* **Source excerpt**:
[start]

Hydrocarbons having no double or triple bond functional groups are classified as alkanes or cycloalkanes, depending on whether the carbon atoms of the molecule are arranged only in chains or also in rings. Although these hydrocarbons have no functional groups, they constitute the framework on which functional groups are located in other classes of compounds, and provide an ideal starting point for studying and naming organic compounds. The alkanes and cycloalkanes are also members of a larger class of compounds referred to as aliphatic. Simply put, aliphatic compounds are compounds that do not incorporate any aromatic rings in their molecular structure.
The following table lists the IUPAC names assigned to simple continuous-chain alkanes from C-1 to C-10. A common "ane" suffix identifies these compounds as alkanes. Longer chain alkanes are well known, and their names may be found in many reference and text books. The names methane through decane should be memorized, since they constitute the root of many IUPAC names. Fortunately, common numerical prefixes are used in naming chains of five or more carbon atoms.

Name	Molecular Formula	Structural Formula	Isomers	Name	Molecular Formula	Structural Formula	Isomers
methane	CH₄	CH₄	1	hexane	C₆H₁₄	CH₃(CH₂)₄CH₃	5
ethane	C₂H₆	CH₃CH₃	1	heptane	C₇H₁₆	CH₃(CH₂)₅CH₃	9
propane	C₃H₈	CH₃CH₂CH₃	1	octane	C₈H₁₈	CH₃(CH₂)₆CH₃	18
butane	C₄H₁₀	CH₃CH₂CH₂CH₃	2	nonane	C₉H₂₀	CH₃(CH₂)₇CH₃	35
pentane	C₅H₁₂	CH₃(CH₂)₃CH₃	3	decane	C₁₀H₂₂	CH₃(CH₂)₈CH₃	75

Some important behavior trends and terminologies:

(i) The formulas and structures of these alkanes increase uniformally by a CH₂ increment.
(ii) A uniform variation of this kind in a series of compounds is called homologous.
(iii) These formulas all fit the C_nH_2n+2 rule. This is also the highest possible H/C ratio for a stable hydrocarbon.
(iv) Since the H/C ratio in these compounds is at a maximum, we call them saturated (with hydrogen).

Beginning with butane (C₄H₁₀), and becoming more numerous with larger alkanes, we note the existence of alkane isomers. For example, there are five C₆H₁₄ isomers, shown below as abbreviated line formulas (A through E):

Although these distinct compounds all have the same molecular formula, only one (A) can be called hexane. How then are we to name the others?

The IUPAC system requires first that we have names for simple unbranched chains, as noted above, and second that we have names for simple alkyl groups that may be attached to the chains. Examples of some common alkyl groups are given in the following table. Note that the "ane" suffix is replaced by "yl" in naming groups. The symbol R is used to designate a generic (unspecified) alkyl group.

Group	CH₃?	C₂H₅?	CH₃CH₂CH₂?	(CH₃)₂CH?	CH₃CH₂CH₂CH₂?	(CH₃)₂CHCH₂?	CH₃CH₂CH(CH₃)?	(CH₃)₃C?	R?
Name	Methyl	Ethyl	Propyl	Isopropyl	Butyl	Isobutyl	sec-Butyl	tert-Butyl	Alkyl

IUPAC Rules for Alkane Nomenclature

1. Find and name the longest continuous carbon chain.
2. Identify and name groups attached to this chain.

[end]

* **What the exercise asks**:
Write the next part of the alkane naming text above, picking up after its second IUPAC rule.

* **Records supplied**:
[start]

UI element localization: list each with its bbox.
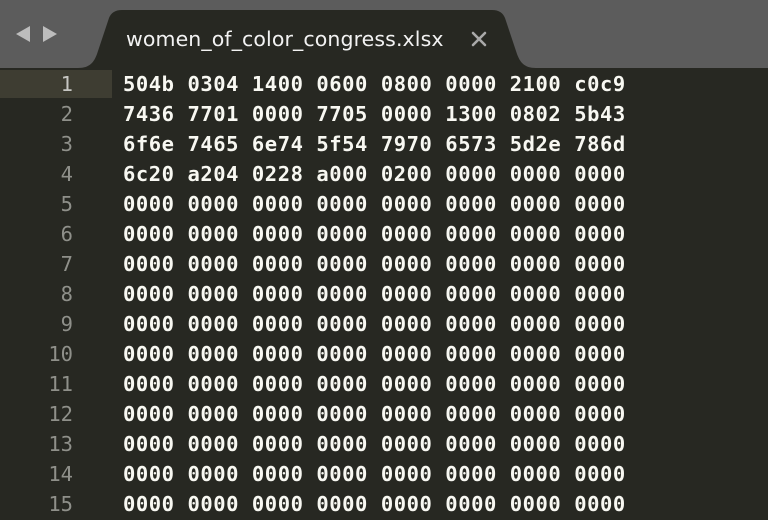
forward-arrow-icon[interactable] xyxy=(41,24,59,44)
line-number: 3 xyxy=(60,132,73,156)
editor-line: 8 0000 0000 0000 0000 0000 0000 0000 000… xyxy=(0,280,768,310)
editor-area[interactable]: 1 504b 0304 1400 0600 0800 0000 2100 c0c… xyxy=(0,68,768,520)
editor-line: 9 0000 0000 0000 0000 0000 0000 0000 000… xyxy=(0,310,768,340)
line-text: 7436 7701 0000 7705 0000 1300 0802 5b43 xyxy=(123,102,626,126)
editor-line: 10 0000 0000 0000 0000 0000 0000 0000 00… xyxy=(0,340,768,370)
line-number: 4 xyxy=(60,162,73,186)
line-number: 2 xyxy=(60,102,73,126)
tab-bar: women_of_color_congress.xlsx xyxy=(0,0,768,68)
editor-line: 7 0000 0000 0000 0000 0000 0000 0000 000… xyxy=(0,250,768,280)
editor-line: 14 0000 0000 0000 0000 0000 0000 0000 00… xyxy=(0,460,768,490)
editor-line: 11 0000 0000 0000 0000 0000 0000 0000 00… xyxy=(0,370,768,400)
close-icon[interactable] xyxy=(470,30,488,48)
line-number: 1 xyxy=(60,72,73,96)
back-arrow-icon[interactable] xyxy=(14,24,32,44)
line-number: 10 xyxy=(48,342,73,366)
line-number: 8 xyxy=(60,282,73,306)
line-text: 0000 0000 0000 0000 0000 0000 0000 0000 xyxy=(123,492,626,516)
line-number: 9 xyxy=(60,312,73,336)
editor-line: 4 6c20 a204 0228 a000 0200 0000 0000 000… xyxy=(0,160,768,190)
line-number: 14 xyxy=(48,462,73,486)
editor-line: 13 0000 0000 0000 0000 0000 0000 0000 00… xyxy=(0,430,768,460)
line-text: 0000 0000 0000 0000 0000 0000 0000 0000 xyxy=(123,432,626,456)
line-number: 11 xyxy=(48,372,73,396)
editor-line: 5 0000 0000 0000 0000 0000 0000 0000 000… xyxy=(0,190,768,220)
tab-active-file[interactable]: women_of_color_congress.xlsx xyxy=(78,10,536,68)
line-number: 13 xyxy=(48,432,73,456)
line-text: 0000 0000 0000 0000 0000 0000 0000 0000 xyxy=(123,192,626,216)
line-text: 6f6e 7465 6e74 5f54 7970 6573 5d2e 786d xyxy=(123,132,626,156)
editor-line: 3 6f6e 7465 6e74 5f54 7970 6573 5d2e 786… xyxy=(0,130,768,160)
line-text: 0000 0000 0000 0000 0000 0000 0000 0000 xyxy=(123,282,626,306)
tab-title: women_of_color_congress.xlsx xyxy=(126,27,444,51)
editor-line: 2 7436 7701 0000 7705 0000 1300 0802 5b4… xyxy=(0,100,768,130)
editor-line: 12 0000 0000 0000 0000 0000 0000 0000 00… xyxy=(0,400,768,430)
line-text: 0000 0000 0000 0000 0000 0000 0000 0000 xyxy=(123,342,626,366)
line-text: 6c20 a204 0228 a000 0200 0000 0000 0000 xyxy=(123,162,626,186)
line-number: 12 xyxy=(48,402,73,426)
line-number: 5 xyxy=(60,192,73,216)
line-text: 0000 0000 0000 0000 0000 0000 0000 0000 xyxy=(123,372,626,396)
editor-line: 6 0000 0000 0000 0000 0000 0000 0000 000… xyxy=(0,220,768,250)
line-text: 0000 0000 0000 0000 0000 0000 0000 0000 xyxy=(123,222,626,246)
editor-line: 1 504b 0304 1400 0600 0800 0000 2100 c0c… xyxy=(0,70,768,100)
editor-line: 15 0000 0000 0000 0000 0000 0000 0000 00… xyxy=(0,490,768,520)
line-text: 0000 0000 0000 0000 0000 0000 0000 0000 xyxy=(123,462,626,486)
line-number: 7 xyxy=(60,252,73,276)
line-number: 6 xyxy=(60,222,73,246)
line-text: 504b 0304 1400 0600 0800 0000 2100 c0c9 xyxy=(123,72,626,96)
line-number: 15 xyxy=(48,492,73,516)
line-text: 0000 0000 0000 0000 0000 0000 0000 0000 xyxy=(123,312,626,336)
line-text: 0000 0000 0000 0000 0000 0000 0000 0000 xyxy=(123,402,626,426)
line-text: 0000 0000 0000 0000 0000 0000 0000 0000 xyxy=(123,252,626,276)
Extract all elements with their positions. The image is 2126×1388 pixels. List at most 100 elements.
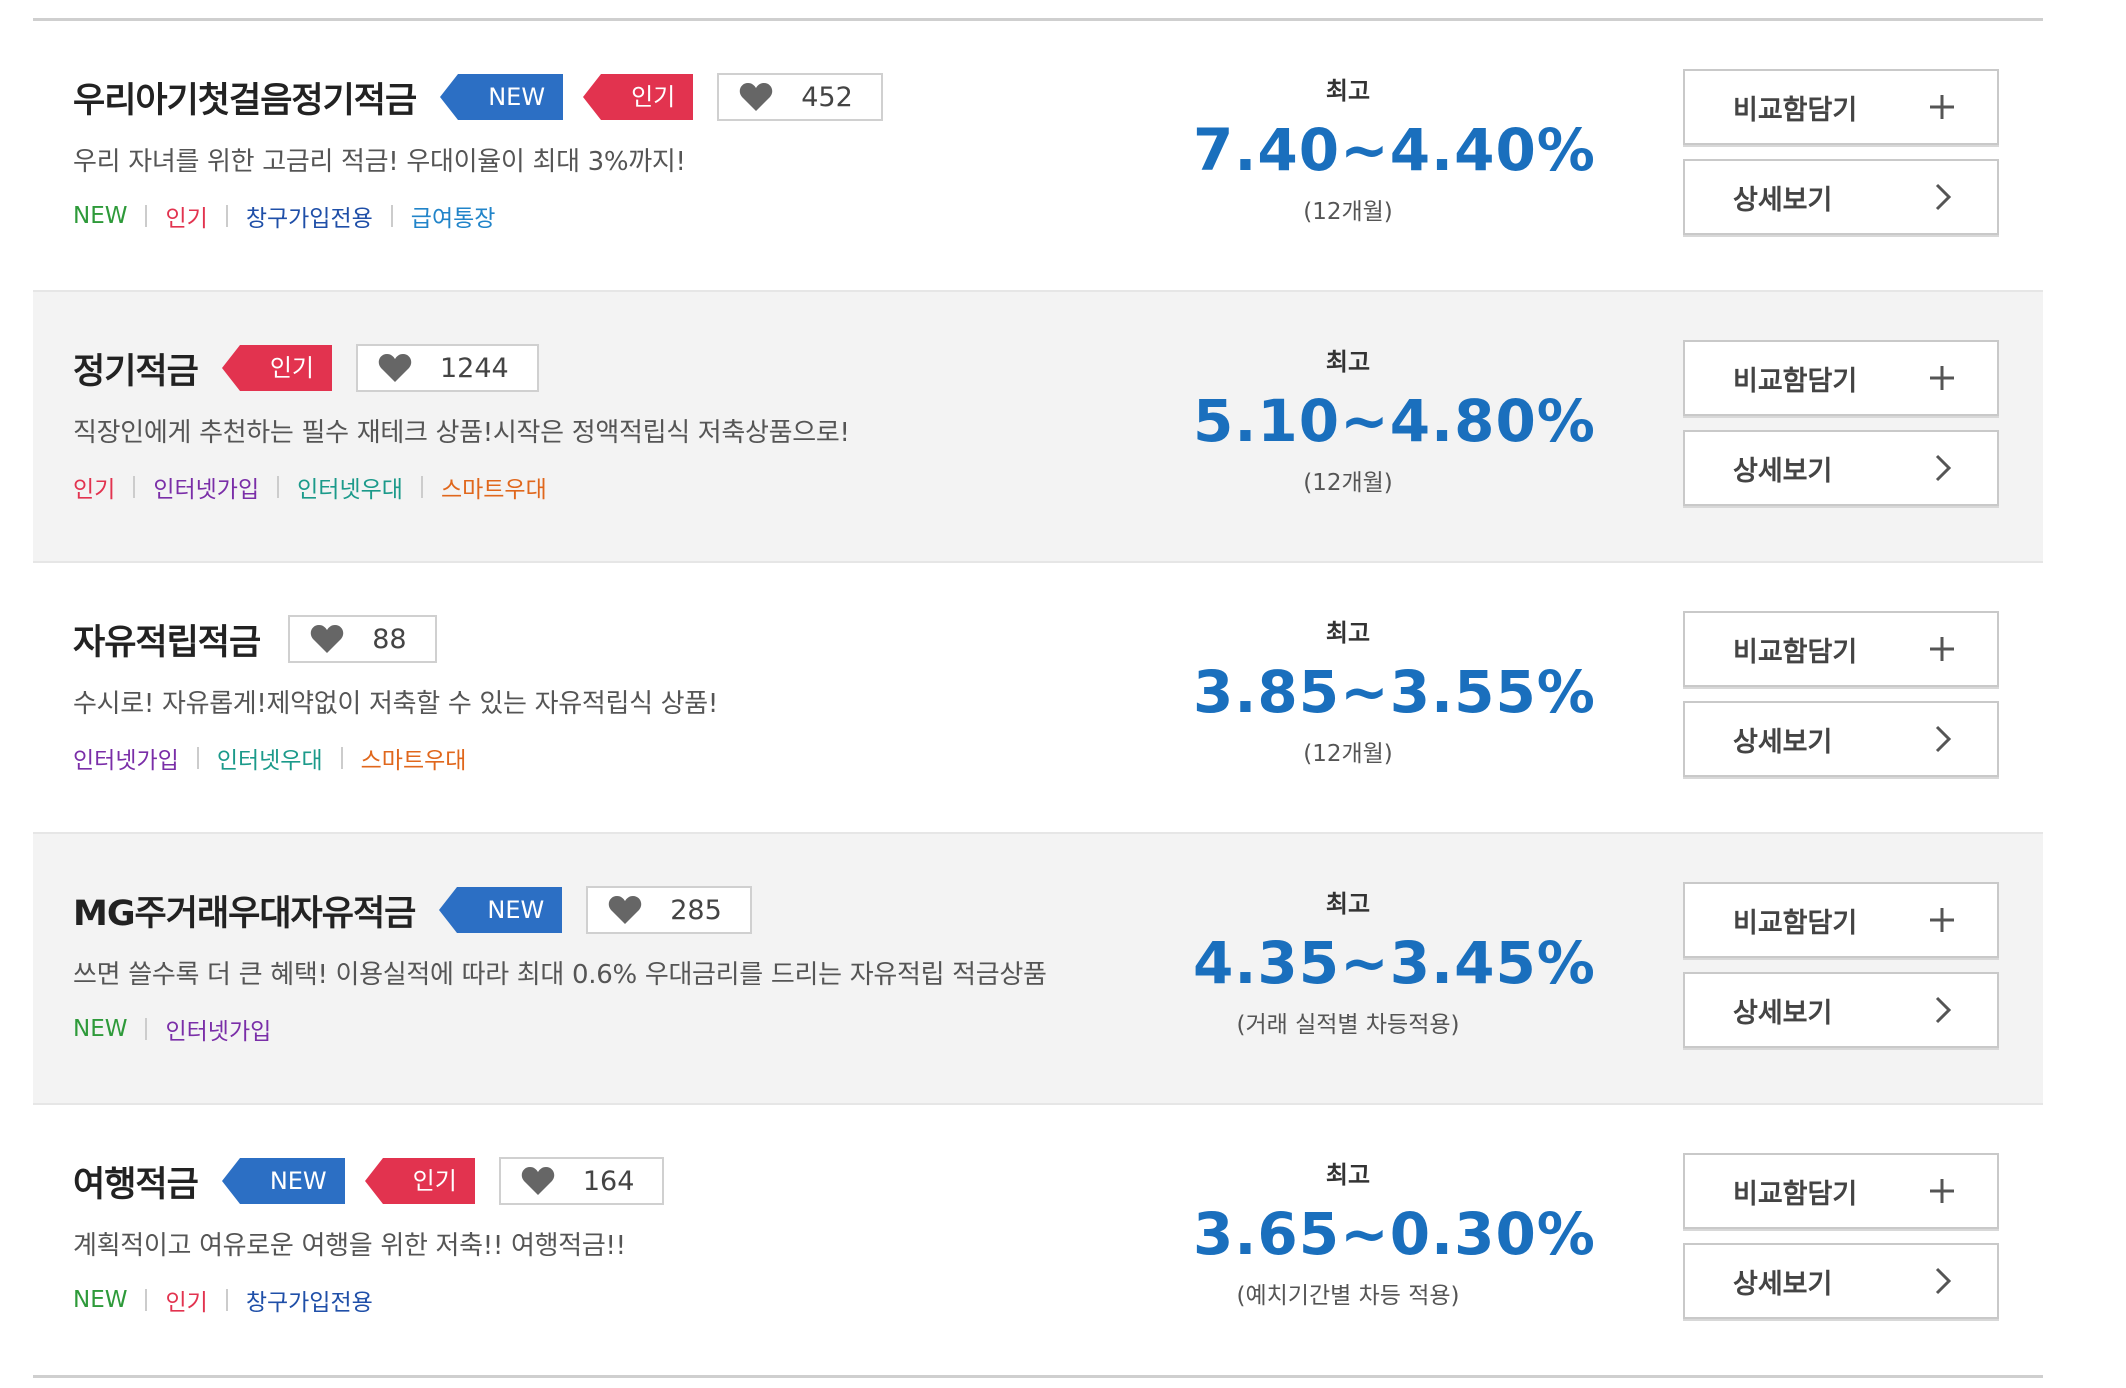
like-count: 285 [670,894,722,926]
product-row: 우리아기첫걸음정기적금 NEW 인기 452 우리 자녀를 위한 고금리 적금! … [33,21,2043,292]
feature-tag: 인터넷가입 [153,477,260,503]
interest-rate: 3.65~0.30% [1193,1200,1596,1268]
like-button[interactable]: 1244 [355,344,539,392]
plus-icon [1927,1176,1957,1206]
detail-button-label: 상세보기 [1733,184,1833,216]
tag-divider [390,205,393,227]
product-description: 수시로! 자유롭게!제약없이 저축할 수 있는 자유적립식 상품! [73,689,719,719]
add-to-compare-button[interactable]: 비교함담기 [1683,882,1999,958]
rate-label: 최고 [1325,1161,1371,1189]
view-details-button[interactable]: 상세보기 [1683,1243,1999,1319]
add-to-compare-button[interactable]: 비교함담기 [1683,340,1999,416]
heart-icon [608,895,670,925]
rate-box: 최고 3.65~0.30% (예치기간별 차등 적용) [1193,1155,1596,1310]
tag-divider [145,1289,148,1311]
like-count: 1244 [439,352,509,384]
tag-divider [277,476,280,498]
product-title[interactable]: 우리아기첫걸음정기적금 [73,72,417,123]
heart-icon [739,82,801,112]
view-details-button[interactable]: 상세보기 [1683,430,1999,506]
feature-tag: 인터넷가입 [165,1019,272,1045]
rate-box: 최고 5.10~4.80% (12개월) [1193,342,1596,497]
feature-tag: NEW [73,1287,128,1313]
interest-rate: 3.85~3.55% [1193,658,1596,726]
like-button[interactable]: 88 [288,615,437,663]
compare-button-label: 비교함담기 [1733,1178,1858,1210]
add-to-compare-button[interactable]: 비교함담기 [1683,611,1999,687]
product-title[interactable]: MG주거래우대자유적금 [73,885,416,936]
like-count: 164 [582,1165,635,1197]
rate-label: 최고 [1325,348,1371,376]
popular-badge: 인기 [583,74,694,120]
product-title-row: MG주거래우대자유적금 NEW 285 [73,884,752,936]
feature-tag: NEW [73,203,128,229]
new-badge: NEW [439,887,563,933]
chevron-right-icon [1927,995,1957,1025]
product-tags: NEW 인기 창구가입전용 급여통장 [73,199,495,233]
product-tags: NEW 인기 창구가입전용 [73,1283,373,1317]
product-row: 여행적금 NEW 인기 164 계획적이고 여유로운 여행을 위한 저축!! 여행… [33,1105,2043,1375]
detail-button-label: 상세보기 [1733,1268,1833,1300]
view-details-button[interactable]: 상세보기 [1683,701,1999,777]
like-count: 88 [372,623,407,655]
chevron-right-icon [1927,1266,1957,1296]
product-title[interactable]: 여행적금 [73,1156,199,1207]
detail-button-label: 상세보기 [1733,455,1833,487]
product-row: 정기적금 인기 1244 직장인에게 추천하는 필수 재테크 상품!시작은 정액… [33,292,2043,563]
rate-box: 최고 7.40~4.40% (12개월) [1193,71,1595,226]
plus-icon [1927,905,1957,935]
product-title-row: 자유적립적금 88 [73,613,437,665]
compare-button-label: 비교함담기 [1733,94,1858,126]
view-details-button[interactable]: 상세보기 [1683,972,1999,1048]
rate-period: (12개월) [1303,199,1393,225]
product-tags: 인터넷가입 인터넷우대 스마트우대 [73,741,466,775]
product-description: 직장인에게 추천하는 필수 재테크 상품!시작은 정액적립식 저축상품으로! [73,418,850,448]
feature-tag: 스마트우대 [440,477,547,503]
interest-rate: 5.10~4.80% [1193,387,1596,455]
product-title-row: 정기적금 인기 1244 [73,342,539,394]
like-button[interactable]: 164 [498,1157,665,1205]
feature-tag: 인터넷우대 [216,748,323,774]
product-row: 자유적립적금 88 수시로! 자유롭게!제약없이 저축할 수 있는 자유적립식 … [33,563,2043,834]
product-title[interactable]: 자유적립적금 [73,614,261,665]
product-list: 우리아기첫걸음정기적금 NEW 인기 452 우리 자녀를 위한 고금리 적금! … [33,18,2043,1378]
add-to-compare-button[interactable]: 비교함담기 [1683,1153,1999,1229]
rate-period: (거래 실적별 차등적용) [1236,1012,1460,1038]
feature-tag: 인기 [165,1290,208,1316]
rate-label: 최고 [1325,619,1371,647]
new-badge: NEW [440,74,564,120]
feature-tag: 스마트우대 [360,748,467,774]
feature-tag: 인기 [165,206,208,232]
product-row: MG주거래우대자유적금 NEW 285 쓰면 쓸수록 더 큰 혜택! 이용실적에… [33,834,2043,1105]
add-to-compare-button[interactable]: 비교함담기 [1683,69,1999,145]
feature-tag: 급여통장 [410,206,496,232]
popular-badge: 인기 [364,1158,475,1204]
product-description: 계획적이고 여유로운 여행을 위한 저축!! 여행적금!! [73,1231,626,1261]
like-button[interactable]: 285 [586,886,752,934]
feature-tag: 창구가입전용 [245,206,373,232]
new-badge: NEW [221,1158,345,1204]
interest-rate: 4.35~3.45% [1193,929,1596,997]
view-details-button[interactable]: 상세보기 [1683,159,1999,235]
like-button[interactable]: 452 [717,73,883,121]
product-tags: NEW 인터넷가입 [73,1012,271,1046]
product-title-row: 우리아기첫걸음정기적금 NEW 인기 452 [73,71,883,123]
product-title[interactable]: 정기적금 [73,343,199,394]
like-count: 452 [801,81,853,113]
chevron-right-icon [1927,453,1957,483]
rate-box: 최고 4.35~3.45% (거래 실적별 차등적용) [1193,884,1596,1039]
rate-period: (12개월) [1303,470,1393,496]
rate-period: (예치기간별 차등 적용) [1236,1283,1460,1309]
heart-icon [521,1166,583,1196]
tag-divider [196,747,199,769]
rate-label: 최고 [1325,890,1371,918]
tag-divider [145,205,148,227]
compare-button-label: 비교함담기 [1733,636,1858,668]
feature-tag: 인터넷우대 [297,477,403,503]
tag-divider [133,476,136,498]
product-tags: 인기 인터넷가입 인터넷우대 스마트우대 [73,470,547,504]
product-title-row: 여행적금 NEW 인기 164 [73,1155,665,1207]
plus-icon [1927,92,1957,122]
product-description: 우리 자녀를 위한 고금리 적금! 우대이율이 최대 3%까지! [73,147,686,177]
feature-tag: 창구가입전용 [245,1290,373,1316]
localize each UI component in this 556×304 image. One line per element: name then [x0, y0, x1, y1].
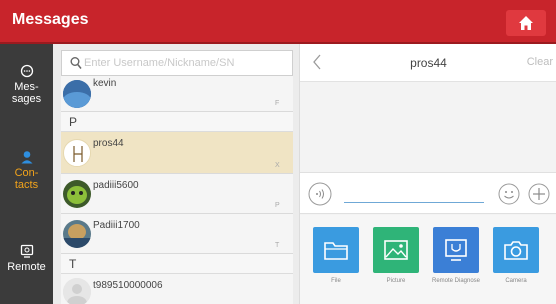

[end]

* **Response to the exercise**:
3. Number the chain consecutively, starting at the end nearest a substituent group.
4. Designate the location of each substituent group by an appropriate number and name.
5. Assemble the name, listing groups in alphabetical order.
The prefixes di, tri, tetra etc., used to designate several groups of the same kind, are not considered when alphabetizing.

For the above isomers of hexane the IUPAC names are: B 2-methylpentane C 3-methylpentane D 2,2-dimethylbutane E 2,3-dimethylbutane

Halogen substituents are easily accomodated, using the names: fluoro (F-), chloro (Cl-), bromo (Br-) and iodo (I-). For example, (CH₃)₂CHCH₂CH₂Br would be named 1-bromo-3-methylbutane. If the halogen is bonded to a simple alkyl group an alternative "alkyl halide" name may be used. Thus, C₂H₅Cl may be named chloroethane (no locator number is needed for a two carbon chain) or ethyl chloride.

Cycloalkanes

Cycloalkanes have one or more rings of carbon atoms. The simplest examples of this class consist of a single, unsubstituted carbon ring, and these form a homologous series similar to the unbranched alkanes. The IUPAC names of the first five members of this series are given in the following table. The last (yellow shaded) column gives the general formula for a cycloalkane of any size. If a simple unbranched alkane is converted to a cycloalkane two hydrogen atoms, one from each end of the chain, must be lost. Hence the general formula for a cycloalkane composed of n carbons is C_nH_2n.

Examples of Simple Cycloalkanes
Name	Cyclopropane	Cyclobutane	Cyclopentane	Cyclohexane	Cycloheptane	Cycloalkane
Molecular Formula	C₃H₆	C₄H₈	C₅H₁₀	C₆H₁₂	C₇H₁₄	C_nH_2n
Structural Formula						(CH₂)_n
Line Formula

Substituted cycloalkanes are named in a fashion very similar to that used for naming branched alkanes. The chief difference in the rules and procedures occurs in the numbering system. Since all the carbons of a ring are equivalent (a ring has no ends like a chain does), the numbering starts at a substituted ring atom.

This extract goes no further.